*Dataset entries on figures:*
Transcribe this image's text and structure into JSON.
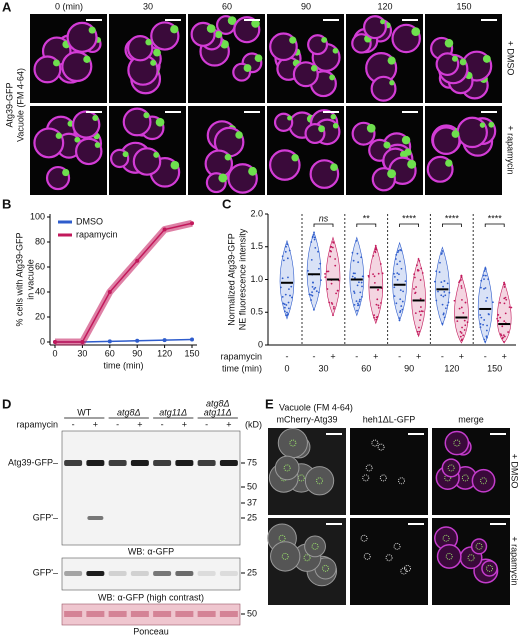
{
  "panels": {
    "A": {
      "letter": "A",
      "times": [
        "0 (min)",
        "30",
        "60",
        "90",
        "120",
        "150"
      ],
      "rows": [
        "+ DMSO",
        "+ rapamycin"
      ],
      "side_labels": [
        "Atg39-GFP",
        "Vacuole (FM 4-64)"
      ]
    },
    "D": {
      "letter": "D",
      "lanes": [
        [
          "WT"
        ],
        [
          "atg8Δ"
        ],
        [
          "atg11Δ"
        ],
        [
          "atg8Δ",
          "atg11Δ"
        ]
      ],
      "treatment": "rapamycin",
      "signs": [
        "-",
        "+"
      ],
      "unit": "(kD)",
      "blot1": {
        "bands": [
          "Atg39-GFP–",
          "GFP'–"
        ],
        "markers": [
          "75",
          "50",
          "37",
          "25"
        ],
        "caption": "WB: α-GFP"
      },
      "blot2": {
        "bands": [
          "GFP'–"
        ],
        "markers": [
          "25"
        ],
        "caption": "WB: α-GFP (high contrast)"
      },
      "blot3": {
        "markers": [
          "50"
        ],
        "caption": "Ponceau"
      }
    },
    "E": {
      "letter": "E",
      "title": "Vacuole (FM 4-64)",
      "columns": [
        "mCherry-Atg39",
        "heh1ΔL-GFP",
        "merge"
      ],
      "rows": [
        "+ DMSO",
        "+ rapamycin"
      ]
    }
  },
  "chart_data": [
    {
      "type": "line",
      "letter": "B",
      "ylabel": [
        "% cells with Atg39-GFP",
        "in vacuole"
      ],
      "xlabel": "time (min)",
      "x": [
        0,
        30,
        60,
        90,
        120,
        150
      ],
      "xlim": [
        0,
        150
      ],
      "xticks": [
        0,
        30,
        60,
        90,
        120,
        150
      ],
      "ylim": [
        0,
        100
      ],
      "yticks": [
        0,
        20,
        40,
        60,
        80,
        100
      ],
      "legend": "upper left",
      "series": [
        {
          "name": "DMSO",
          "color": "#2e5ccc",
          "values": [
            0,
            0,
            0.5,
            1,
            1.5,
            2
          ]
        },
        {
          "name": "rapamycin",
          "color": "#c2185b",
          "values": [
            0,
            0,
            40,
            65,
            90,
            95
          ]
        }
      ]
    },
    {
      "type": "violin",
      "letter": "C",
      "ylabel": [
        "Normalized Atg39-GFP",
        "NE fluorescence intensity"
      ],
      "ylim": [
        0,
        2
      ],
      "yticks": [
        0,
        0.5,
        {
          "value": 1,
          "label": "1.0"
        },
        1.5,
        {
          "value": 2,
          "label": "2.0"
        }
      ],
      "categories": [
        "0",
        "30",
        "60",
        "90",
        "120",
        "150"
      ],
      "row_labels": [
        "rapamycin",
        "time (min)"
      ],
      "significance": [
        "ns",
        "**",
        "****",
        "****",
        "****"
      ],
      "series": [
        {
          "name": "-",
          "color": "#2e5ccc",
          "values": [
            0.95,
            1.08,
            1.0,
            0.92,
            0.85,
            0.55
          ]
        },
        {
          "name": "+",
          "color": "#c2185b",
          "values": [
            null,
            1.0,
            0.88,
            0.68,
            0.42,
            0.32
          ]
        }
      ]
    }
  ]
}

...

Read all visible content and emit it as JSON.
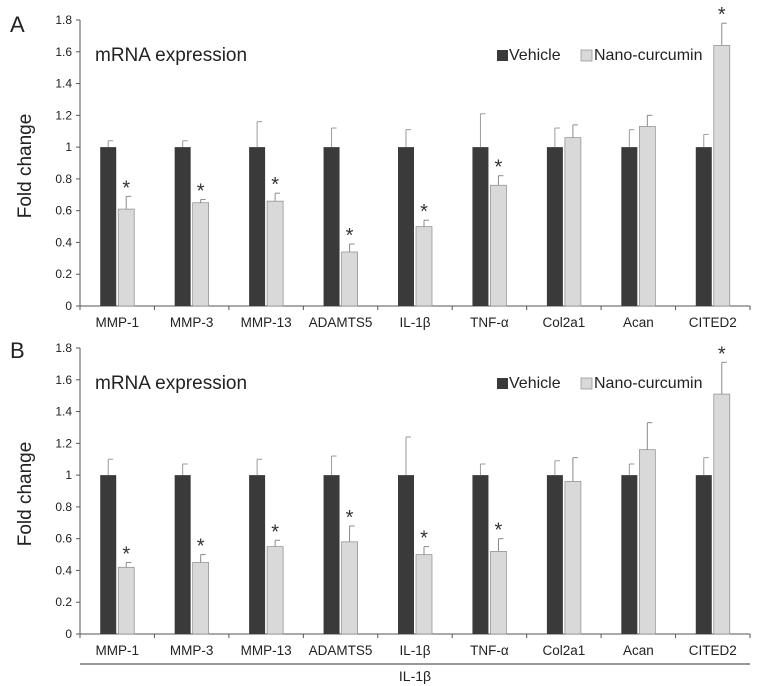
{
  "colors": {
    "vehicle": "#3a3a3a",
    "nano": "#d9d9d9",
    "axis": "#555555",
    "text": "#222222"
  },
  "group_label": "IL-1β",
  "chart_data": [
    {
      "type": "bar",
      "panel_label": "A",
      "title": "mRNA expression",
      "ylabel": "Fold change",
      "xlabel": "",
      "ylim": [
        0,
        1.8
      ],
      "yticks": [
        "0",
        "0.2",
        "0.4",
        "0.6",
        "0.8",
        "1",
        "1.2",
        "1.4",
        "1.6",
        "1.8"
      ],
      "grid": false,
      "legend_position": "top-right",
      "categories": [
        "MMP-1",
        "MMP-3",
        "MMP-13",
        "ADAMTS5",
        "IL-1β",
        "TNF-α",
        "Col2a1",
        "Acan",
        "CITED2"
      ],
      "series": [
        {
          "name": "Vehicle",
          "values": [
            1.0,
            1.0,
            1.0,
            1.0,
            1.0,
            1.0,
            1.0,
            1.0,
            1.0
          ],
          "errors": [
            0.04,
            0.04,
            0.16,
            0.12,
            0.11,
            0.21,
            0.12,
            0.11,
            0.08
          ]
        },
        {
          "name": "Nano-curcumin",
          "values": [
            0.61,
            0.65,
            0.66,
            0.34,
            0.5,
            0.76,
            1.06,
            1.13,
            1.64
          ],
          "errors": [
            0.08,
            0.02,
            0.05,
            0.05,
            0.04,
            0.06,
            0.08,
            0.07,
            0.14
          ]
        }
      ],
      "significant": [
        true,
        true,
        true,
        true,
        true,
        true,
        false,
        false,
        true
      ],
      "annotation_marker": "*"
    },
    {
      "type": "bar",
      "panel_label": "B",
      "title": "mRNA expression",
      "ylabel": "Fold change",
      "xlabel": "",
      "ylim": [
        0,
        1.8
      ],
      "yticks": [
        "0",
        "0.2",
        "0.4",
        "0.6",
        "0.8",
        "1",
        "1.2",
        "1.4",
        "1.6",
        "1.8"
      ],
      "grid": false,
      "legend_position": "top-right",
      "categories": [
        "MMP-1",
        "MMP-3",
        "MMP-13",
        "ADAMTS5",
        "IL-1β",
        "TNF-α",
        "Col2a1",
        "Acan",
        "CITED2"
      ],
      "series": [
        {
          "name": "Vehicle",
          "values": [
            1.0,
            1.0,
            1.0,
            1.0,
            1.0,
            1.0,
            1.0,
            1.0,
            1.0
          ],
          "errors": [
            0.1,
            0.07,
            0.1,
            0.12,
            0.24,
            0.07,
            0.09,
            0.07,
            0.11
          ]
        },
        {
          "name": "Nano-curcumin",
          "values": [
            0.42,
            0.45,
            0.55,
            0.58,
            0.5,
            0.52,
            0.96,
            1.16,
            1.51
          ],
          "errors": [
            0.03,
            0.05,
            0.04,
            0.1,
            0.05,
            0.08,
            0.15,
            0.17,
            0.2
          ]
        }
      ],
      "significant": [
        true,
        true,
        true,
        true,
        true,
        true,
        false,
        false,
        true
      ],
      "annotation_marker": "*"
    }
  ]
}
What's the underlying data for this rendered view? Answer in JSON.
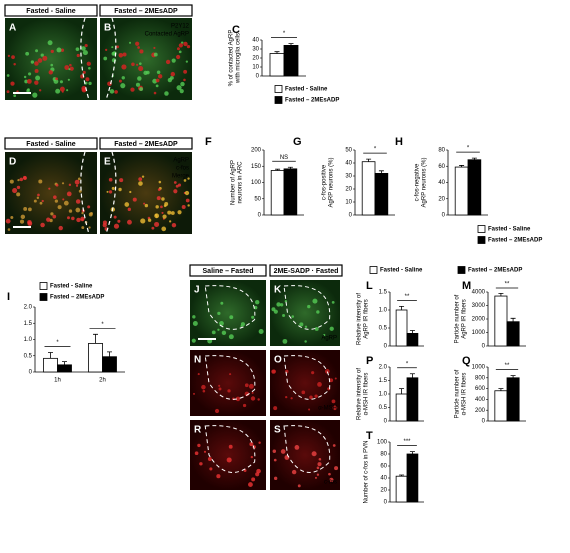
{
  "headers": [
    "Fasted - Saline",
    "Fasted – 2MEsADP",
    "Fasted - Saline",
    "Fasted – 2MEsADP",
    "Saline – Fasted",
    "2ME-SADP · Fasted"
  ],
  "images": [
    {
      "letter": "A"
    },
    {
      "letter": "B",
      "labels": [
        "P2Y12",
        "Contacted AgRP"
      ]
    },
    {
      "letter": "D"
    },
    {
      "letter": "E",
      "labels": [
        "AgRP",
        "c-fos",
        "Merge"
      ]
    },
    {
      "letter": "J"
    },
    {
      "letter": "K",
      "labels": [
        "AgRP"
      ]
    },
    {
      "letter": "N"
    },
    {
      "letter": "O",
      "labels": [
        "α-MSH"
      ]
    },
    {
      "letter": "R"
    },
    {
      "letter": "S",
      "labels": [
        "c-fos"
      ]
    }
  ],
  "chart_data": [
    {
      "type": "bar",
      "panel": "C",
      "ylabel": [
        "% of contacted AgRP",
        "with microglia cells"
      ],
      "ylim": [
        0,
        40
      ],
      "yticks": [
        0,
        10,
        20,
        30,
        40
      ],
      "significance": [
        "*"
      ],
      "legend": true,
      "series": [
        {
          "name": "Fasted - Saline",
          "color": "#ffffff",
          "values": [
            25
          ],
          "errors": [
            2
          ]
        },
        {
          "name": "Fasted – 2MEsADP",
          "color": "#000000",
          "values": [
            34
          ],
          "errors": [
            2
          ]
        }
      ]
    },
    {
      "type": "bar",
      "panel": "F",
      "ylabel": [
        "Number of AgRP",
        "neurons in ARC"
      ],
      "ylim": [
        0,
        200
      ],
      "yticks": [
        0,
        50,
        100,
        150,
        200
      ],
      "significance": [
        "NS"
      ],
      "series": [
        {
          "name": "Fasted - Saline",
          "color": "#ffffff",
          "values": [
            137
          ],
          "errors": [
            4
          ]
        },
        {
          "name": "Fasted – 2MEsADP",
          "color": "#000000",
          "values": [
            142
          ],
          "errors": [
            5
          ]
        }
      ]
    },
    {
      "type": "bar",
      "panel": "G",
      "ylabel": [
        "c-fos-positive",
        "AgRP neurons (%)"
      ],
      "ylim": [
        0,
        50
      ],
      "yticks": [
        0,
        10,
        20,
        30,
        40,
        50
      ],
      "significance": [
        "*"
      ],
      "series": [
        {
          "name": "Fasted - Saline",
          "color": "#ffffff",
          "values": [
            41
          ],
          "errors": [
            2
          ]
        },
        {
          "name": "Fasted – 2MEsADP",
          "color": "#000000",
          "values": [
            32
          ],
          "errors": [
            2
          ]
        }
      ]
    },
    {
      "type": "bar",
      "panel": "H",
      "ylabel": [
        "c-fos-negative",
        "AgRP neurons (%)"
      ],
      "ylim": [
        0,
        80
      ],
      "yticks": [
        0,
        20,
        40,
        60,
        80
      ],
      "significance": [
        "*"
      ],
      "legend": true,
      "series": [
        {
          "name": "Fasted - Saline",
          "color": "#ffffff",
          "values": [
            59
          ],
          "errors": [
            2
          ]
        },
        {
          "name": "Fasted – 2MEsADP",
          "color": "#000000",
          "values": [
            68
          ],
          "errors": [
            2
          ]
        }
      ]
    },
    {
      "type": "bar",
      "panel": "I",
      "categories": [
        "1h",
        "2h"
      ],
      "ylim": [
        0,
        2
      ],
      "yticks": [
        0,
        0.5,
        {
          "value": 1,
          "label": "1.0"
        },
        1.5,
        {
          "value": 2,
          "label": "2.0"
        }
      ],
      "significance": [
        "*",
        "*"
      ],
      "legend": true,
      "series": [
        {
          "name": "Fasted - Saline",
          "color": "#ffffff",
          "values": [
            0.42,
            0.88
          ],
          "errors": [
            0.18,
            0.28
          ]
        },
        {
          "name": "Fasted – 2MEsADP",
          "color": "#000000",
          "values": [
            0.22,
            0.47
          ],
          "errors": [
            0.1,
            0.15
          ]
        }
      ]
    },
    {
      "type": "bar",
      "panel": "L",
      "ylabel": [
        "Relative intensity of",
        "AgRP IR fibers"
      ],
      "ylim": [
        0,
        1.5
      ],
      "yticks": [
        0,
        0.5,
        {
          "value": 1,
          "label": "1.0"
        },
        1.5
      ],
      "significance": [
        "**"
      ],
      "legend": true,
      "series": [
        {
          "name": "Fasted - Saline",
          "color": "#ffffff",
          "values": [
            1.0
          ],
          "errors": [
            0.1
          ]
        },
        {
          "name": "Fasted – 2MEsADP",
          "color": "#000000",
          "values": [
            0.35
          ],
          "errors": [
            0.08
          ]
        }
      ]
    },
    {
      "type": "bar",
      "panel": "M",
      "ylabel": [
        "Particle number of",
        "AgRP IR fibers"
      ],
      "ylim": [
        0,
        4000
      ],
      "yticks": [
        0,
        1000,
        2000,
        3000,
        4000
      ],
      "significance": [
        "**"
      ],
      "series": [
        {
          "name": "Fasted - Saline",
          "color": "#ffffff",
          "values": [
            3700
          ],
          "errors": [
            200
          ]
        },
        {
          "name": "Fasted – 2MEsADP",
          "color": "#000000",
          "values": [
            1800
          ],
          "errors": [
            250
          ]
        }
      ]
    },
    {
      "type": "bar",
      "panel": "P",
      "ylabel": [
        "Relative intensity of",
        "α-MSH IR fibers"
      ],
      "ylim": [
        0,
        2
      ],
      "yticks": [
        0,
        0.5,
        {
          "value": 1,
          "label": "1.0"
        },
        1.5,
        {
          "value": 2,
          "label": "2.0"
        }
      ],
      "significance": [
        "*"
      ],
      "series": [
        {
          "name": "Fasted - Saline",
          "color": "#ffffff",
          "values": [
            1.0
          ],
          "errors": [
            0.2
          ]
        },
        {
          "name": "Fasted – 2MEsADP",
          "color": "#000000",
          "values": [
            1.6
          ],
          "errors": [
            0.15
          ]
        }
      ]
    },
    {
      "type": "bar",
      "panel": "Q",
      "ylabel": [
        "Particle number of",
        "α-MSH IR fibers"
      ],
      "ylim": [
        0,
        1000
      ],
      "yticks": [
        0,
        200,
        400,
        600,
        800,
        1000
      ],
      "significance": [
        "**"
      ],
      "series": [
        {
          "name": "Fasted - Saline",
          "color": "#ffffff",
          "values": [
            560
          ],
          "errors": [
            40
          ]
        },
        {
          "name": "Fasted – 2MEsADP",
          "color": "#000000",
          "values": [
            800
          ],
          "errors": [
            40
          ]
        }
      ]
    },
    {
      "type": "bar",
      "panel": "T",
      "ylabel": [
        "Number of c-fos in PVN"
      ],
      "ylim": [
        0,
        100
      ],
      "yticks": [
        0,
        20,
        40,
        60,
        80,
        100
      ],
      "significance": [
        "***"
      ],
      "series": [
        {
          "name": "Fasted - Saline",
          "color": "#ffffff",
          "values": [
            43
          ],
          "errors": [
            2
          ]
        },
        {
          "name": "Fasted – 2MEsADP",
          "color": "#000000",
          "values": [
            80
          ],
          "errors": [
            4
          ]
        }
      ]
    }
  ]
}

*WHAT NEEDS TO BE DONE:*
Across the records above, return every line that contains the word "caption".

*OUTPUT BELOW:*
        "caption": "WB: α-GFP"
        "caption": "WB: α-GFP (high contrast)"
        "caption": "Ponceau"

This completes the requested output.